→ **What to work on**
Wherever "pulmonary" appears in a line, list that line.

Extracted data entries
════════════════
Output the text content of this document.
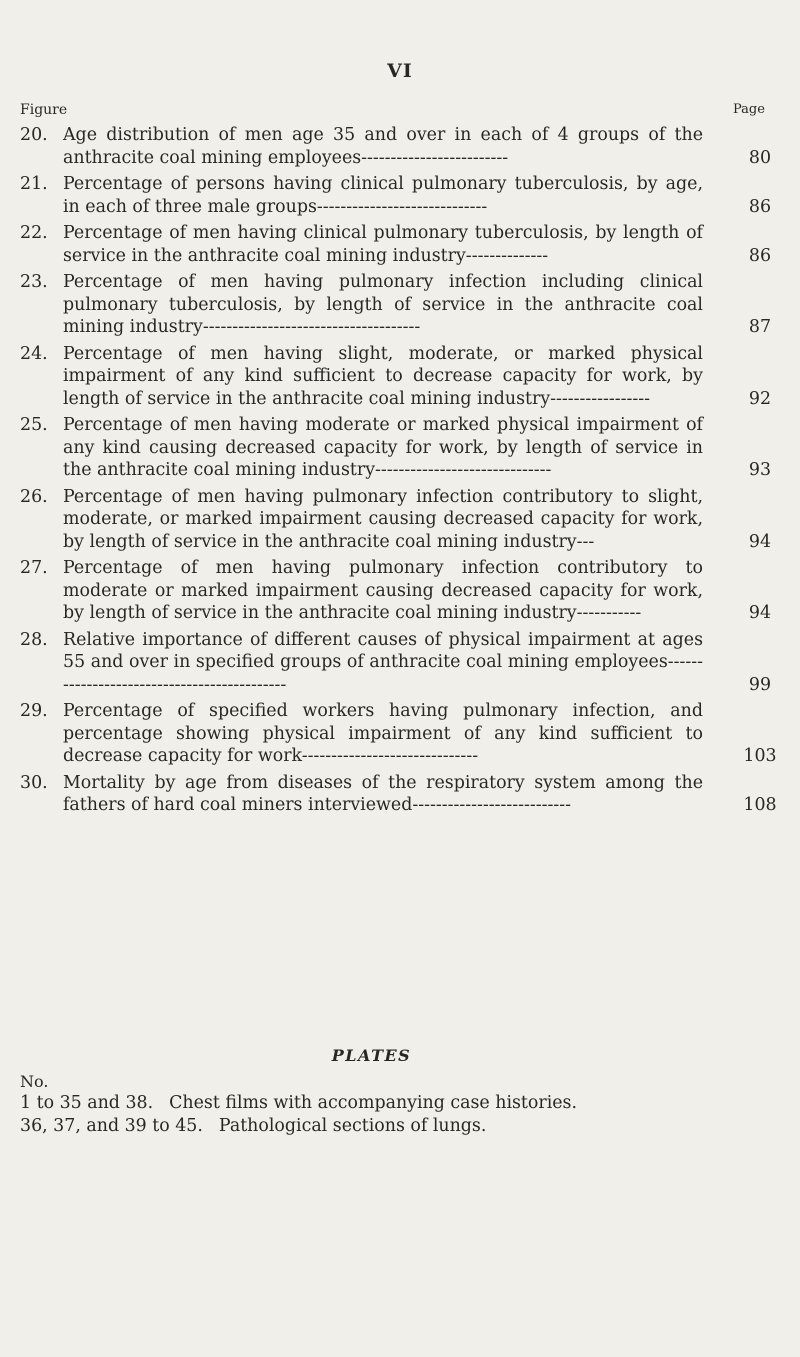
VI
Figure	Page
20. Age distribution of men age 35 and over in each of 4 groups of the anthracite coal mining employees-------------------------	80
21. Percentage of persons having clinical pulmonary tuberculosis, by age, in each of three male groups-----------------------------	86
22. Percentage of men having clinical pulmonary tuberculosis, by length of service in the anthracite coal mining industry--------------	86
23. Percentage of men having pulmonary infection including clinical pulmonary tuberculosis, by length of service in the anthracite coal mining industry-------------------------------------	87
24. Percentage of men having slight, moderate, or marked physical impairment of any kind sufficient to decrease capacity for work, by length of service in the anthracite coal mining industry-----------------	92
25. Percentage of men having moderate or marked physical impairment of any kind causing decreased capacity for work, by length of service in the anthracite coal mining industry------------------------------	93
26. Percentage of men having pulmonary infection contributory to slight, moderate, or marked impairment causing decreased capacity for work, by length of service in the anthracite coal mining industry---	94
27. Percentage of men having pulmonary infection contributory to moderate or marked impairment causing decreased capacity for work, by length of service in the anthracite coal mining industry-----------	94
28. Relative importance of different causes of physical impairment at ages 55 and over in specified groups of anthracite coal mining employees--------------------------------------------	99
29. Percentage of specified workers having pulmonary infection, and percentage showing physical impairment of any kind sufficient to decrease capacity for work------------------------------	103
30. Mortality by age from diseases of the respiratory system among the fathers of hard coal miners interviewed---------------------------	108
PLATES
No.
1 to 35 and 38. Chest films with accompanying case histories.
36, 37, and 39 to 45. Pathological sections of lungs.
════════════════
→ **The output**
21. Percentage of persons having clinical pulmonary tuberculosis, by age, in each of three male groups-----------------------------	86
22. Percentage of men having clinical pulmonary tuberculosis, by length of service in the anthracite coal mining industry--------------	86
23. Percentage of men having pulmonary infection including clinical pulmonary tuberculosis, by length of service in the anthracite coal mining industry-------------------------------------	87
26. Percentage of men having pulmonary infection contributory to slight, moderate, or marked impairment causing decreased capacity for work, by length of service in the anthracite coal mining industry---	94
27. Percentage of men having pulmonary infection contributory to moderate or marked impairment causing decreased capacity for work, by length of service in the anthracite coal mining industry-----------	94
29. Percentage of specified workers having pulmonary infection, and percentage showing physical impairment of any kind sufficient to decrease capacity for work------------------------------	103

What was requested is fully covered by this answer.